• **YOUR OBJECTIVE**: Reproduce only the records starting at the line containing "category-select-label: קטגוריה [1034,578,1091,598]" and ending at the line containing "image-placeholder-icon [520,671,700,821]", with "product-description" renamed to "product-subtitle" and everything else unchanged.

-- BEGIN --

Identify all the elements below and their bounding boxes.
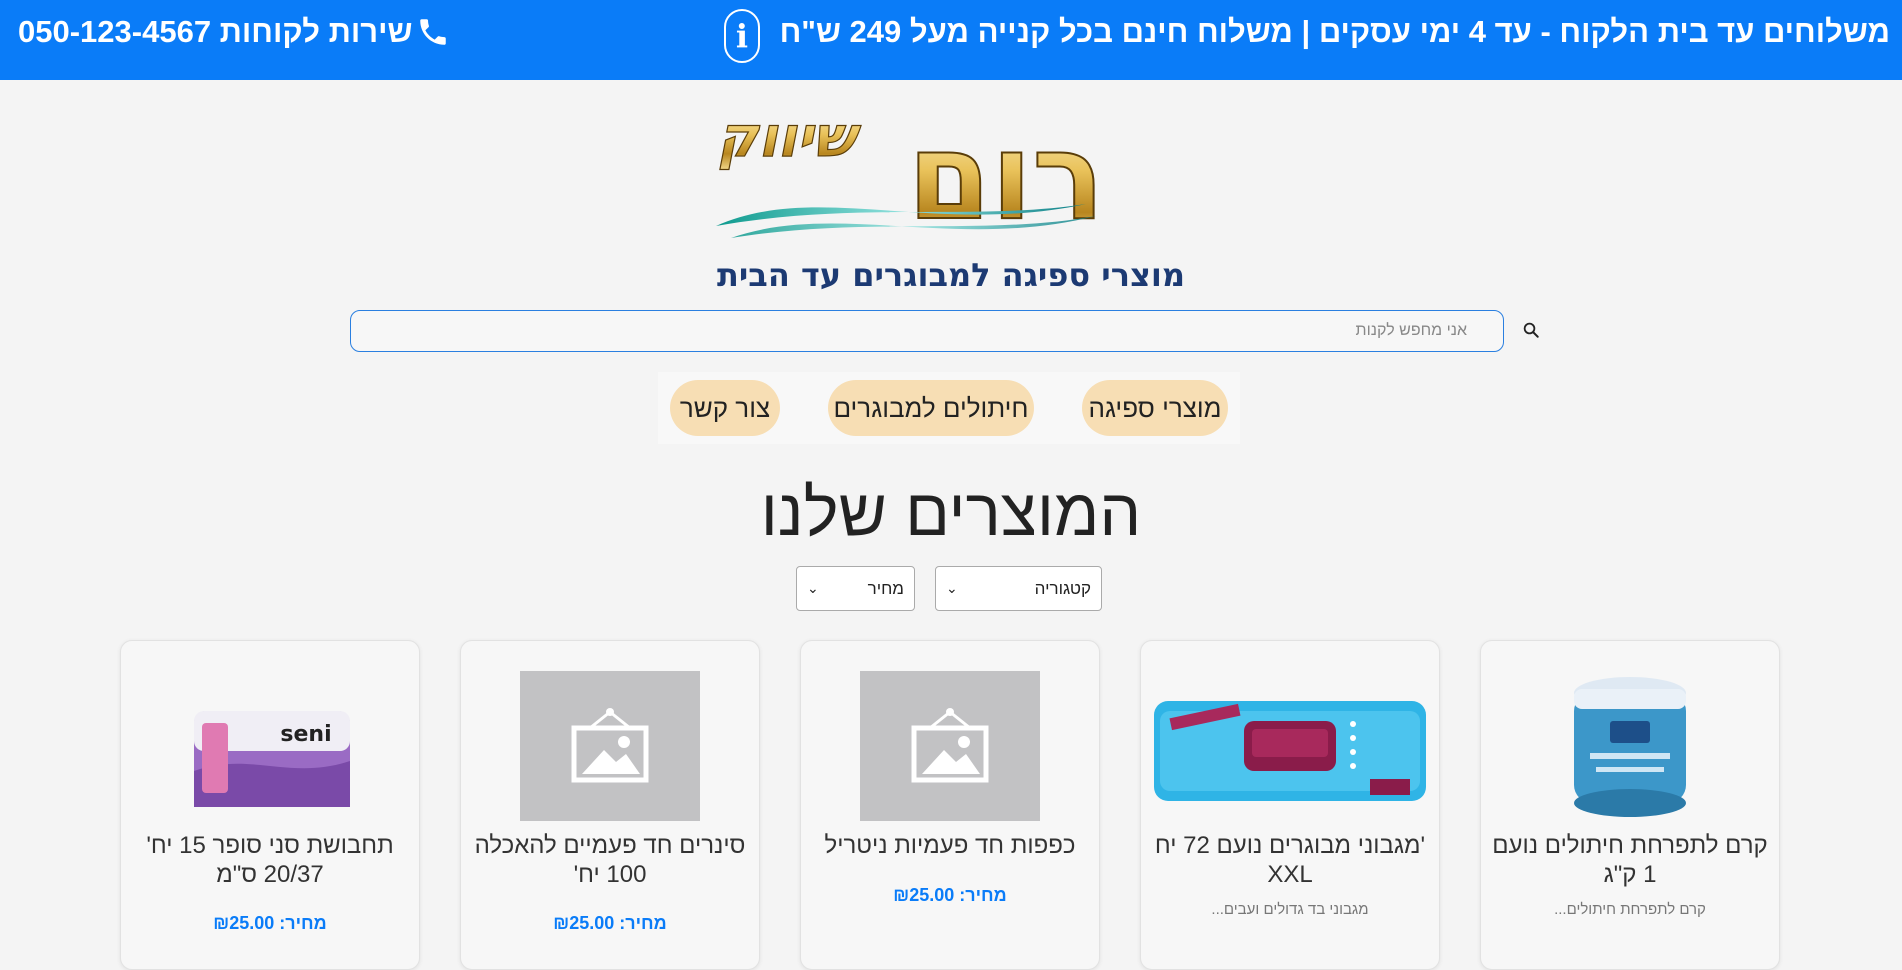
category-select-label: קטגוריה [1034,578,1091,598]
product-name[interactable]: קרם לתפרחת חיתולים נועם 1 ק"ג [1491,831,1769,889]
logo-tagline: מוצרי ספיגה למבוגרים עד הבית [717,256,1185,294]
chevron-down-icon: ⌄ [807,580,819,596]
customer-service-phone[interactable]: שירות לקוחות 050-123-4567 [18,14,450,50]
seni-pads-image: seni [194,711,350,807]
nav-item-absorbent-products[interactable]: מוצרי ספיגה [1082,380,1228,436]
product-description: מגבוני בד גדולים ועבים... [1211,901,1369,918]
product-card[interactable]: קרם לתפרחת חיתולים נועם 1 ק"ג קרם לתפרחת… [1480,640,1780,970]
product-name[interactable]: סינרים חד פעמיים להאכלה 100 יח' [471,831,749,889]
logo-graphic: רום שיווק מוצרי ספיגה למבוגרים עד הבית [716,104,1185,294]
info-icon[interactable]: i [724,9,760,63]
product-name[interactable]: תחבושת סני סופר 15 יח' 20/37 ס"מ [131,831,409,889]
product-name[interactable]: כפפות חד פעמיות ניטריל [811,831,1089,860]
main-nav: מוצרי ספיגה חיתולים למבוגרים צור קשר [658,372,1240,444]
product-description: קרם לתפרחת חיתולים... [1554,901,1706,918]
cream-jar-image [1574,677,1686,817]
price-select[interactable]: מחיר ⌄ [796,566,915,611]
page-title: המוצרים שלנו [760,475,1142,549]
image-placeholder-icon [860,671,1040,821]
search-button[interactable] [1520,320,1542,342]
logo-brand-sub: שיווק [717,105,861,170]
phone-icon [420,19,447,45]
search-input[interactable] [350,310,1504,352]
nav-item-contact[interactable]: צור קשר [670,380,780,436]
chevron-down-icon: ⌄ [946,580,958,596]
image-placeholder-icon [520,671,700,821]
product-price: מחיר: ₪25.00 [213,913,327,933]
nav-item-adult-diapers[interactable]: חיתולים למבוגרים [828,380,1034,436]
phone-label: שירות לקוחות 050-123-4567 [18,14,413,49]
product-card[interactable]: seni תחבושת סני סופר 15 יח' 20/37 ס"מ מח… [120,640,420,970]
product-card[interactable]: 'מגבוני מבוגרים נועם 72 יח XXL מגבוני בד… [1140,640,1440,970]
svg-text:seni: seni [280,722,331,747]
shipping-notice: משלוחים עד בית הלקוח - עד 4 ימי עסקים | … [779,14,1890,49]
category-select[interactable]: קטגוריה ⌄ [935,566,1102,611]
product-name[interactable]: 'מגבוני מבוגרים נועם 72 יח XXL [1151,831,1429,889]
product-price: מחיר: ₪25.00 [553,913,667,933]
search-bar [350,310,1554,352]
site-logo[interactable]: רום שיווק מוצרי ספיגה למבוגרים עד הבית [676,86,1206,296]
price-select-label: מחיר [867,578,904,598]
product-card[interactable]: כפפות חד פעמיות ניטריל מחיר: ₪25.00 [800,640,1100,970]
product-price: מחיר: ₪25.00 [893,885,1007,905]
search-icon [1523,322,1539,338]
product-grid: קרם לתפרחת חיתולים נועם 1 ק"ג קרם לתפרחת… [0,640,1902,970]
wipes-pack-image [1154,701,1426,801]
product-card[interactable]: סינרים חד פעמיים להאכלה 100 יח' מחיר: ₪2… [460,640,760,970]
announcement-bar: משלוחים עד בית הלקוח - עד 4 ימי עסקים | … [0,0,1902,80]
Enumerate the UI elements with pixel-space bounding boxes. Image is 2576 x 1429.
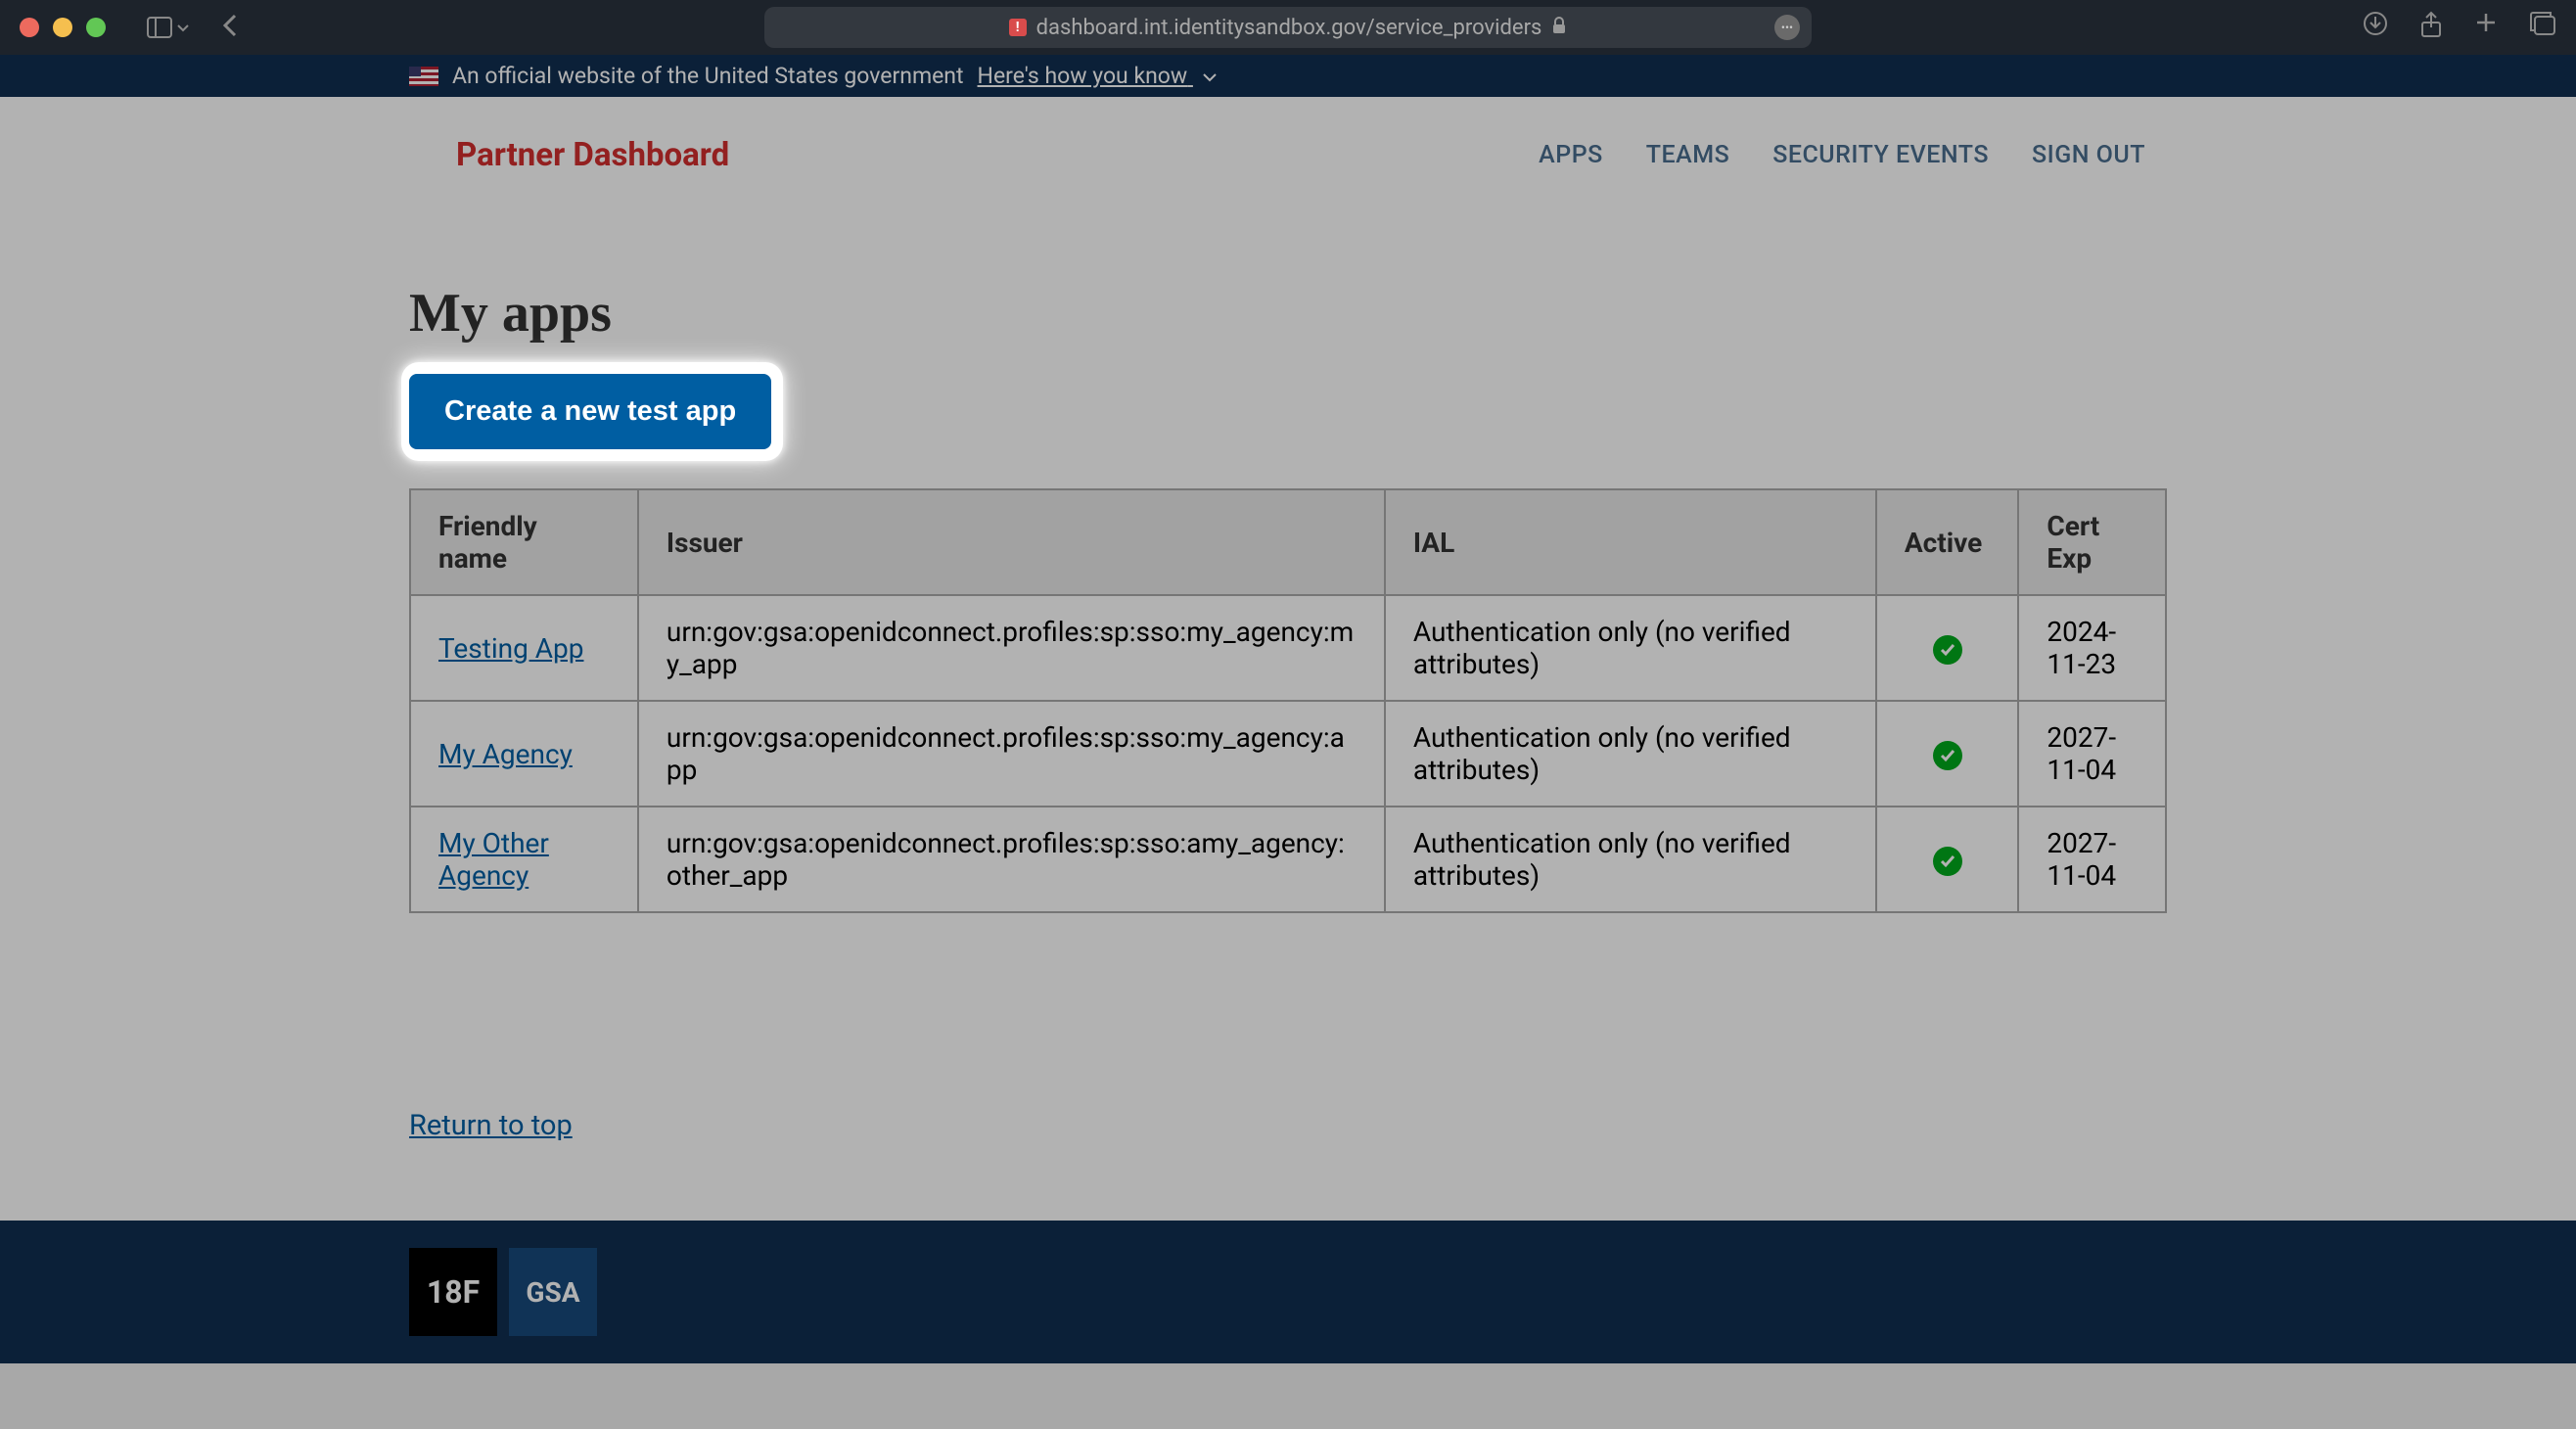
return-to-top-link[interactable]: Return to top <box>409 1109 573 1142</box>
issuer-cell: urn:gov:gsa:openidconnect.profiles:sp:ss… <box>638 701 1385 807</box>
window-controls <box>20 18 106 37</box>
table-row: Testing App urn:gov:gsa:openidconnect.pr… <box>410 595 2166 701</box>
warning-icon: ! <box>1009 19 1027 36</box>
new-tab-icon[interactable] <box>2474 11 2498 45</box>
tabs-overview-icon[interactable] <box>2529 11 2556 45</box>
nav-security-events[interactable]: SECURITY EVENTS <box>1772 141 1989 169</box>
apps-table: Friendly name Issuer IAL Active Cert Exp… <box>409 488 2167 913</box>
how-you-know-link[interactable]: Here's how you know <box>978 63 1219 89</box>
app-link[interactable]: My Other Agency <box>438 827 549 892</box>
create-button-highlight: Create a new test app <box>409 374 771 449</box>
gov-banner: An official website of the United States… <box>0 55 2576 97</box>
cert-cell: 2024-11-23 <box>2018 595 2166 701</box>
th-ial: IAL <box>1385 489 1876 595</box>
active-cell <box>1876 595 2019 701</box>
nav-teams[interactable]: TEAMS <box>1646 141 1729 169</box>
app-link[interactable]: My Agency <box>438 738 573 770</box>
18f-logo[interactable]: 18F <box>409 1248 497 1336</box>
app-link[interactable]: Testing App <box>438 632 583 665</box>
check-circle-icon <box>1933 635 1962 665</box>
th-active: Active <box>1876 489 2019 595</box>
ial-cell: Authentication only (no verified attribu… <box>1385 595 1876 701</box>
create-new-test-app-button[interactable]: Create a new test app <box>409 374 771 449</box>
nav-links: APPS TEAMS SECURITY EVENTS SIGN OUT <box>1539 141 2145 169</box>
downloads-icon[interactable] <box>2363 11 2388 45</box>
table-header-row: Friendly name Issuer IAL Active Cert Exp <box>410 489 2166 595</box>
check-circle-icon <box>1933 847 1962 876</box>
url-text: dashboard.int.identitysandbox.gov/servic… <box>1036 16 1542 40</box>
gsa-logo[interactable]: GSA <box>509 1248 597 1336</box>
browser-chrome: ! dashboard.int.identitysandbox.gov/serv… <box>0 0 2576 55</box>
footer: 18F GSA <box>0 1221 2576 1363</box>
ial-cell: Authentication only (no verified attribu… <box>1385 701 1876 807</box>
cert-cell: 2027-11-04 <box>2018 701 2166 807</box>
check-circle-icon <box>1933 741 1962 770</box>
th-cert-exp: Cert Exp <box>2018 489 2166 595</box>
sidebar-toggle-button[interactable] <box>147 17 190 38</box>
cert-cell: 2027-11-04 <box>2018 807 2166 912</box>
lock-icon <box>1551 16 1567 40</box>
extension-icon[interactable]: ••• <box>1774 15 1800 40</box>
maximize-window-button[interactable] <box>86 18 106 37</box>
close-window-button[interactable] <box>20 18 39 37</box>
issuer-cell: urn:gov:gsa:openidconnect.profiles:sp:ss… <box>638 595 1385 701</box>
page-title: My apps <box>409 282 2167 345</box>
table-row: My Other Agency urn:gov:gsa:openidconnec… <box>410 807 2166 912</box>
nav-apps[interactable]: APPS <box>1539 141 1603 169</box>
browser-right-controls <box>2363 11 2556 45</box>
back-button[interactable] <box>221 12 239 43</box>
gov-banner-text: An official website of the United States… <box>452 63 964 89</box>
ial-cell: Authentication only (no verified attribu… <box>1385 807 1876 912</box>
us-flag-icon <box>409 67 438 86</box>
minimize-window-button[interactable] <box>53 18 72 37</box>
active-cell <box>1876 701 2019 807</box>
header-bar: Partner Dashboard APPS TEAMS SECURITY EV… <box>0 97 2576 213</box>
nav-sign-out[interactable]: SIGN OUT <box>2032 141 2145 169</box>
table-row: My Agency urn:gov:gsa:openidconnect.prof… <box>410 701 2166 807</box>
brand-logo[interactable]: Partner Dashboard <box>456 136 729 174</box>
url-bar[interactable]: ! dashboard.int.identitysandbox.gov/serv… <box>764 7 1812 48</box>
share-icon[interactable] <box>2419 11 2443 45</box>
th-issuer: Issuer <box>638 489 1385 595</box>
active-cell <box>1876 807 2019 912</box>
issuer-cell: urn:gov:gsa:openidconnect.profiles:sp:ss… <box>638 807 1385 912</box>
th-friendly-name: Friendly name <box>410 489 638 595</box>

-- END --

• **TASK ANSWER**:
category-select-label: קטגוריה [1034,578,1091,598]
product-name[interactable]: קרם לתפרחת חיתולים נועם 1 ק"ג [1491,831,1769,889]
logo-tagline: מוצרי ספיגה למבוגרים עד הבית [717,256,1185,294]
chevron-down-icon: ⌄ [807,580,819,596]
customer-service-phone[interactable]: שירות לקוחות 050-123-4567 [18,14,450,50]
seni-pads-image: seni [194,711,350,807]
nav-item-absorbent-products[interactable]: מוצרי ספיגה [1082,380,1228,436]
product-subtitle: מגבוני בד גדולים ועבים... [1211,901,1369,918]
product-card[interactable]: קרם לתפרחת חיתולים נועם 1 ק"ג קרם לתפרחת… [1480,640,1780,970]
product-name[interactable]: סינרים חד פעמיים להאכלה 100 יח' [471,831,749,889]
logo-graphic: רום שיווק מוצרי ספיגה למבוגרים עד הבית [716,104,1185,294]
info-icon[interactable]: i [724,9,760,63]
product-name[interactable]: תחבושת סני סופר 15 יח' 20/37 ס"מ [131,831,409,889]
product-name[interactable]: כפפות חד פעמיות ניטריל [811,831,1089,860]
main-nav: מוצרי ספיגה חיתולים למבוגרים צור קשר [658,372,1240,444]
product-subtitle: קרם לתפרחת חיתולים... [1554,901,1706,918]
cream-jar-image [1574,677,1686,817]
price-select[interactable]: מחיר ⌄ [796,566,915,611]
page-title: המוצרים שלנו [760,475,1142,549]
image-placeholder-icon [860,671,1040,821]
search-button[interactable] [1520,320,1542,342]
logo-brand-sub: שיווק [717,105,861,170]
phone-icon [420,19,447,45]
search-input[interactable] [350,310,1504,352]
nav-item-contact[interactable]: צור קשר [670,380,780,436]
chevron-down-icon: ⌄ [946,580,958,596]
image-placeholder-icon [520,671,700,821]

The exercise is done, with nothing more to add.